◆ Exercise aim
Output every entry exactly, from the first line to the last.

▬▬▬▬▬▬

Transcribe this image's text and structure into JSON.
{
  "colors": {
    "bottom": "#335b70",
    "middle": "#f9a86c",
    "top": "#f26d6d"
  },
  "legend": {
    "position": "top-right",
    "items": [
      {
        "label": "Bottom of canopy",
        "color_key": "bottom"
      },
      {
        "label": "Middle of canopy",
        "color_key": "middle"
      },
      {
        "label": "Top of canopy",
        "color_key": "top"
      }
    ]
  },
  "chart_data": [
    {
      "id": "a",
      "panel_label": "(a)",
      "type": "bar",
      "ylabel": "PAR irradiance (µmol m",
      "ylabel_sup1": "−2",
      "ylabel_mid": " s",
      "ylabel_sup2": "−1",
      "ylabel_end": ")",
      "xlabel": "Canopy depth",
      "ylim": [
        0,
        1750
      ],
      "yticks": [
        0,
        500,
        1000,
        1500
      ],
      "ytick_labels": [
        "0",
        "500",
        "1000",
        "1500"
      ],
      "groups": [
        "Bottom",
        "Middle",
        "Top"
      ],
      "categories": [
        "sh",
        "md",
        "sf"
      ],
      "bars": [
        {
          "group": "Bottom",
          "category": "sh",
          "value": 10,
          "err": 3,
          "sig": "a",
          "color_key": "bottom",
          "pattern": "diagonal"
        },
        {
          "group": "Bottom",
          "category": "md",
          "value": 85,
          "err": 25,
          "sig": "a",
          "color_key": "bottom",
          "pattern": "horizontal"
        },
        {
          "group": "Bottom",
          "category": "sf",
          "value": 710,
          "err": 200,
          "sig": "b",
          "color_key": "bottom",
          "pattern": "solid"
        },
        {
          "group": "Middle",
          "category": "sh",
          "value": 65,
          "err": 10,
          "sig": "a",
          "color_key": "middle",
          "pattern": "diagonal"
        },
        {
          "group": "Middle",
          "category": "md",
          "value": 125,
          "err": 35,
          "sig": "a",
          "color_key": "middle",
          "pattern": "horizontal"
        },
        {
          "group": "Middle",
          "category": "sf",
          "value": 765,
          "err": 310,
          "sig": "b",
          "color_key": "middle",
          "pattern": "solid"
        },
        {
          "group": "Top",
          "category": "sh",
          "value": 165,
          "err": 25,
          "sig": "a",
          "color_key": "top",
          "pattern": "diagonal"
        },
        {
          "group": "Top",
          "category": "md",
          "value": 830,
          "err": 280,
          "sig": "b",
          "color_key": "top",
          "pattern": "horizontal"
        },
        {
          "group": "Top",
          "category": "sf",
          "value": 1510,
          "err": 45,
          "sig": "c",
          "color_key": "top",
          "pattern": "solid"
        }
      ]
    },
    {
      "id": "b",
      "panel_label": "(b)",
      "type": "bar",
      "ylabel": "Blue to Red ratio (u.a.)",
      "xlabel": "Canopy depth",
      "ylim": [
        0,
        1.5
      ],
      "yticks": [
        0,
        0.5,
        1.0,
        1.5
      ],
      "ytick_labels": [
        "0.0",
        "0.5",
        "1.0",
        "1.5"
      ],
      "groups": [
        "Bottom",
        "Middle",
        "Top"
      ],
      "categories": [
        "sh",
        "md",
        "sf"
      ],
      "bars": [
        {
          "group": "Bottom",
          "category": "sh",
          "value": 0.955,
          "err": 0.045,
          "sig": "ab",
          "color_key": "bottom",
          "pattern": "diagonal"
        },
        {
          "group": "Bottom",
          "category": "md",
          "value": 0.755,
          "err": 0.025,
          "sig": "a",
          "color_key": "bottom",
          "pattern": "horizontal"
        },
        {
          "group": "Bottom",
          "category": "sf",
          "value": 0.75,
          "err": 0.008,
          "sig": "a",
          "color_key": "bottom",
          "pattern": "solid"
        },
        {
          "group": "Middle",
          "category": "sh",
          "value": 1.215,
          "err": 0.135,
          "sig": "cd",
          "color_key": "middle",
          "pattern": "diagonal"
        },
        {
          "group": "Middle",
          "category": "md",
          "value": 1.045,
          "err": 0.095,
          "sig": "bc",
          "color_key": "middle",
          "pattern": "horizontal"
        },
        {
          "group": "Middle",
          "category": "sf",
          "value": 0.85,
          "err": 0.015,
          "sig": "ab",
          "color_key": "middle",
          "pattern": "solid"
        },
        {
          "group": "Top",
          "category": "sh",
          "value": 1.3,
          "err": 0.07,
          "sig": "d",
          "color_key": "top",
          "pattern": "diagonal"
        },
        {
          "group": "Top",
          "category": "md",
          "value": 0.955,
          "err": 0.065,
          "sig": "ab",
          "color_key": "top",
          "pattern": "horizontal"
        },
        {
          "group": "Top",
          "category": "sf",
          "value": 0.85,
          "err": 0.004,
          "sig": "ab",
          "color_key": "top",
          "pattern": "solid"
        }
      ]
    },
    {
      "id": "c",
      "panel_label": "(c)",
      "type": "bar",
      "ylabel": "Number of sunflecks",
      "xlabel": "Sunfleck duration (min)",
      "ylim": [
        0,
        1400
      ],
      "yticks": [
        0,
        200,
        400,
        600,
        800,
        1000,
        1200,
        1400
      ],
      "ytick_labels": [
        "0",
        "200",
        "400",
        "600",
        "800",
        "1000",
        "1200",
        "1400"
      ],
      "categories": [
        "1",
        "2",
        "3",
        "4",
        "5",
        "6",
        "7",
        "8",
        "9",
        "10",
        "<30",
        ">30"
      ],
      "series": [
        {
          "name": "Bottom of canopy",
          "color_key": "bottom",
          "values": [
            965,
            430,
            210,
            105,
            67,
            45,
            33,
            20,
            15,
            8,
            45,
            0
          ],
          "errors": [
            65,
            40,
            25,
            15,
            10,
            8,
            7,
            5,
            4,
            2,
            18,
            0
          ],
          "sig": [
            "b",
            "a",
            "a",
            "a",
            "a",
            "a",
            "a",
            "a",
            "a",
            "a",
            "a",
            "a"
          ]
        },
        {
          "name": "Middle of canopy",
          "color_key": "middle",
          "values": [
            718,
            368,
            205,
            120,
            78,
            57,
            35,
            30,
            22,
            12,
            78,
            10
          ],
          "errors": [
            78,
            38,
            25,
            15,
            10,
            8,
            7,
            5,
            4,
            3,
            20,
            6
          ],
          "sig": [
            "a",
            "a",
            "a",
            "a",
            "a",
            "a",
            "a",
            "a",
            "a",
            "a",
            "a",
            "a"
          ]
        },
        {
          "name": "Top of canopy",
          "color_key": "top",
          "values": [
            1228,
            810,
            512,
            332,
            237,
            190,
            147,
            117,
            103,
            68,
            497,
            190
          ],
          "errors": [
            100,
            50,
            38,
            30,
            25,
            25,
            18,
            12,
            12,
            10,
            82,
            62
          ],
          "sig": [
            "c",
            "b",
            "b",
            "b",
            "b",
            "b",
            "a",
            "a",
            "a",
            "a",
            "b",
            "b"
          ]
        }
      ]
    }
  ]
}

▬▬▬▬▬▬

◆ Solution for this problem
Transcribe this image's text and structure into JSON.
{
  "colors": {
    "bottom": "#335b70",
    "middle": "#f9a86c",
    "top": "#f26d6d"
  },
  "legend": {
    "position": "top-right",
    "items": [
      {
        "label": "Bottom of canopy",
        "color_key": "bottom"
      },
      {
        "label": "Middle of canopy",
        "color_key": "middle"
      },
      {
        "label": "Top of canopy",
        "color_key": "top"
      }
    ]
  },
  "chart_data": [
    {
      "id": "a",
      "panel_label": "(a)",
      "type": "bar",
      "ylabel": "PAR irradiance (µmol m",
      "ylabel_sup1": "−2",
      "ylabel_mid": " s",
      "ylabel_sup2": "−1",
      "ylabel_end": ")",
      "xlabel": "Canopy depth",
      "ylim": [
        0,
        1750
      ],
      "yticks": [
        0,
        500,
        1000,
        1500
      ],
      "ytick_labels": [
        "0",
        "500",
        "1000",
        "1500"
      ],
      "groups": [
        "Bottom",
        "Middle",
        "Top"
      ],
      "categories": [
        "sh",
        "md",
        "sf"
      ],
      "bars": [
        {
          "group": "Bottom",
          "category": "sh",
          "value": 10,
          "err": 3,
          "sig": "a",
          "color_key": "bottom",
          "pattern": "diagonal"
        },
        {
          "group": "Bottom",
          "category": "md",
          "value": 85,
          "err": 25,
          "sig": "a",
          "color_key": "bottom",
          "pattern": "horizontal"
        },
        {
          "group": "Bottom",
          "category": "sf",
          "value": 710,
          "err": 200,
          "sig": "b",
          "color_key": "bottom",
          "pattern": "solid"
        },
        {
          "group": "Middle",
          "category": "sh",
          "value": 65,
          "err": 10,
          "sig": "a",
          "color_key": "middle",
          "pattern": "diagonal"
        },
        {
          "group": "Middle",
          "category": "md",
          "value": 125,
          "err": 35,
          "sig": "a",
          "color_key": "middle",
          "pattern": "horizontal"
        },
        {
          "group": "Middle",
          "category": "sf",
          "value": 765,
          "err": 310,
          "sig": "b",
          "color_key": "middle",
          "pattern": "solid"
        },
        {
          "group": "Top",
          "category": "sh",
          "value": 165,
          "err": 25,
          "sig": "a",
          "color_key": "top",
          "pattern": "diagonal"
        },
        {
          "group": "Top",
          "category": "md",
          "value": 830,
          "err": 280,
          "sig": "b",
          "color_key": "top",
          "pattern": "horizontal"
        },
        {
          "group": "Top",
          "category": "sf",
          "value": 1510,
          "err": 45,
          "sig": "c",
          "color_key": "top",
          "pattern": "solid"
        }
      ]
    },
    {
      "id": "b",
      "panel_label": "(b)",
      "type": "bar",
      "ylabel": "Blue to Red ratio (u.a.)",
      "xlabel": "Canopy depth",
      "ylim": [
        0,
        1.5
      ],
      "yticks": [
        0,
        0.5,
        1.0,
        1.5
      ],
      "ytick_labels": [
        "0.0",
        "0.5",
        "1.0",
        "1.5"
      ],
      "groups": [
        "Bottom",
        "Middle",
        "Top"
      ],
      "categories": [
        "sh",
        "md",
        "sf"
      ],
      "bars": [
        {
          "group": "Bottom",
          "category": "sh",
          "value": 0.955,
          "err": 0.045,
          "sig": "ab",
          "color_key": "bottom",
          "pattern": "diagonal"
        },
        {
          "group": "Bottom",
          "category": "md",
          "value": 0.755,
          "err": 0.025,
          "sig": "a",
          "color_key": "bottom",
          "pattern": "horizontal"
        },
        {
          "group": "Bottom",
          "category": "sf",
          "value": 0.75,
          "err": 0.008,
          "sig": "a",
          "color_key": "bottom",
          "pattern": "solid"
        },
        {
          "group": "Middle",
          "category": "sh",
          "value": 1.215,
          "err": 0.135,
          "sig": "cd",
          "color_key": "middle",
          "pattern": "diagonal"
        },
        {
          "group": "Middle",
          "category": "md",
          "value": 1.045,
          "err": 0.095,
          "sig": "bc",
          "color_key": "middle",
          "pattern": "horizontal"
        },
        {
          "group": "Middle",
          "category": "sf",
          "value": 0.85,
          "err": 0.015,
          "sig": "ab",
          "color_key": "middle",
          "pattern": "solid"
        },
        {
          "group": "Top",
          "category": "sh",
          "value": 1.3,
          "err": 0.07,
          "sig": "d",
          "color_key": "top",
          "pattern": "diagonal"
        },
        {
          "group": "Top",
          "category": "md",
          "value": 0.955,
          "err": 0.065,
          "sig": "ab",
          "color_key": "top",
          "pattern": "horizontal"
        },
        {
          "group": "Top",
          "category": "sf",
          "value": 0.85,
          "err": 0.004,
          "sig": "ab",
          "color_key": "top",
          "pattern": "solid"
        }
      ]
    },
    {
      "id": "c",
      "panel_label": "(c)",
      "type": "bar",
      "ylabel": "Number of sunflecks",
      "xlabel": "Sunfleck duration (min)",
      "ylim": [
        0,
        1400
      ],
      "yticks": [
        0,
        200,
        400,
        600,
        800,
        1000,
        1200,
        1400
      ],
      "ytick_labels": [
        "0",
        "200",
        "400",
        "600",
        "800",
        "1000",
        "1200",
        "1400"
      ],
      "categories": [
        "1",
        "2",
        "3",
        "4",
        "5",
        "6",
        "7",
        "8",
        "9",
        "10",
        "<30",
        ">30"
      ],
      "series": [
        {
          "name": "Bottom of canopy",
          "color_key": "bottom",
          "values": [
            965,
            430,
            210,
            105,
            67,
            45,
            33,
            20,
            15,
            8,
            45,
            0
          ],
          "errors": [
            65,
            40,
            25,
            15,
            10,
            8,
            7,
            5,
            4,
            2,
            18,
            0
          ],
          "sig": [
            "b",
            "a",
            "a",
            "a",
            "a",
            "a",
            "a",
            "a",
            "a",
            "a",
            "a",
            "a"
          ]
        },
        {
          "name": "Middle of canopy",
          "color_key": "middle",
          "values": [
            718,
            368,
            205,
            120,
            78,
            57,
            35,
            30,
            22,
            12,
            78,
            10
          ],
          "errors": [
            78,
            38,
            25,
            15,
            10,
            8,
            7,
            5,
            4,
            3,
            20,
            6
          ],
          "sig": [
            "a",
            "a",
            "a",
            "a",
            "a",
            "a",
            "a",
            "a",
            "a",
            "a",
            "a",
            "a"
          ]
        },
        {
          "name": "Top of canopy",
          "color_key": "top",
          "values": [
            1228,
            810,
            512,
            332,
            237,
            190,
            147,
            117,
            103,
            68,
            497,
            190
          ],
          "errors": [
            100,
            50,
            38,
            30,
            25,
            25,
            18,
            12,
            12,
            10,
            82,
            62
          ],
          "sig": [
            "c",
            "b",
            "b",
            "b",
            "b",
            "b",
            "a",
            "a",
            "a",
            "a",
            "b",
            "b"
          ]
        }
      ]
    }
  ]
}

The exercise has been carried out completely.